◆ Task details
Reproduce every entry exactly and leave its pictures out.

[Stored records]
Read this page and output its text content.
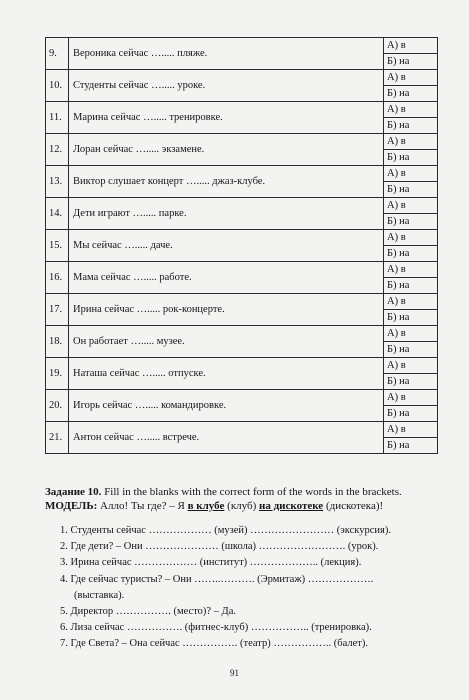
9.	Вероника сейчас …..... пляже.	А) в
		Б) на
10.	Студенты сейчас …..... уроке.	А) в
		Б) на
11.	Марина сейчас …..... тренировке.	А) в
		Б) на
12.	Лоран сейчас …..... экзамене.	А) в
		Б) на
13.	Виктор слушает концерт …..... джаз-клубе.	А) в
		Б) на
14.	Дети играют …..... парке.	А) в
		Б) на
15.	Мы сейчас …..... даче.	А) в
		Б) на
16.	Мама сейчас …..... работе.	А) в
		Б) на
17.	Ирина сейчас …..... рок-концерте.	А) в
		Б) на
18.	Он работает …..... музее.	А) в
		Б) на
19.	Наташа сейчас …..... отпуске.	А) в
		Б) на
20.	Игорь сейчас …..... командировке.	А) в
		Б) на
21.	Антон сейчас …..... встрече.	А) в
		Б) на
Задание 10. Fill in the blanks with the correct form of the words in the brackets.
МОДЕЛЬ: Алло! Ты где? – Я в клубе (клуб) на дискотеке (дискотека)!
1. Студенты сейчас ……………… (музей) …………………… (экскурсия).
2. Где дети? – Они ………………… (школа) ……………………. (урок).
3. Ирина сейчас ……………… (институт) ……………….. (лекция).
4. Где сейчас туристы? – Они ……..………. (Эрмитаж) ……………….
(выставка).
5. Директор ……………. (место)? – Да.
6. Лиза сейчас ……………. (фитнес-клуб) …………….. (тренировка).
7. Где Света? – Она сейчас ……………. (театр) …………….. (балет).
91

◆ Exercise solution
Read this page and output its text content.
9.	Вероника сейчас …..... пляже.	А) в
		Б) на
10.	Студенты сейчас …..... уроке.	А) в
		Б) на
11.	Марина сейчас …..... тренировке.	А) в
		Б) на
12.	Лоран сейчас …..... экзамене.	А) в
		Б) на
13.	Виктор слушает концерт …..... джаз-клубе.	А) в
		Б) на
14.	Дети играют …..... парке.	А) в
		Б) на
15.	Мы сейчас …..... даче.	А) в
		Б) на
16.	Мама сейчас …..... работе.	А) в
		Б) на
17.	Ирина сейчас …..... рок-концерте.	А) в
		Б) на
18.	Он работает …..... музее.	А) в
		Б) на
19.	Наташа сейчас …..... отпуске.	А) в
		Б) на
20.	Игорь сейчас …..... командировке.	А) в
		Б) на
21.	Антон сейчас …..... встрече.	А) в
		Б) на
Задание 10. Fill in the blanks with the correct form of the words in the brackets.
МОДЕЛЬ: Алло! Ты где? – Я в клубе (клуб) на дискотеке (дискотека)!
1. Студенты сейчас ……………… (музей) …………………… (экскурсия).
2. Где дети? – Они ………………… (школа) ……………………. (урок).
3. Ирина сейчас ……………… (институт) ……………….. (лекция).
4. Где сейчас туристы? – Они ……..………. (Эрмитаж) ……………….
(выставка).
5. Директор ……………. (место)? – Да.
6. Лиза сейчас ……………. (фитнес-клуб) …………….. (тренировка).
7. Где Света? – Она сейчас ……………. (театр) …………….. (балет).
91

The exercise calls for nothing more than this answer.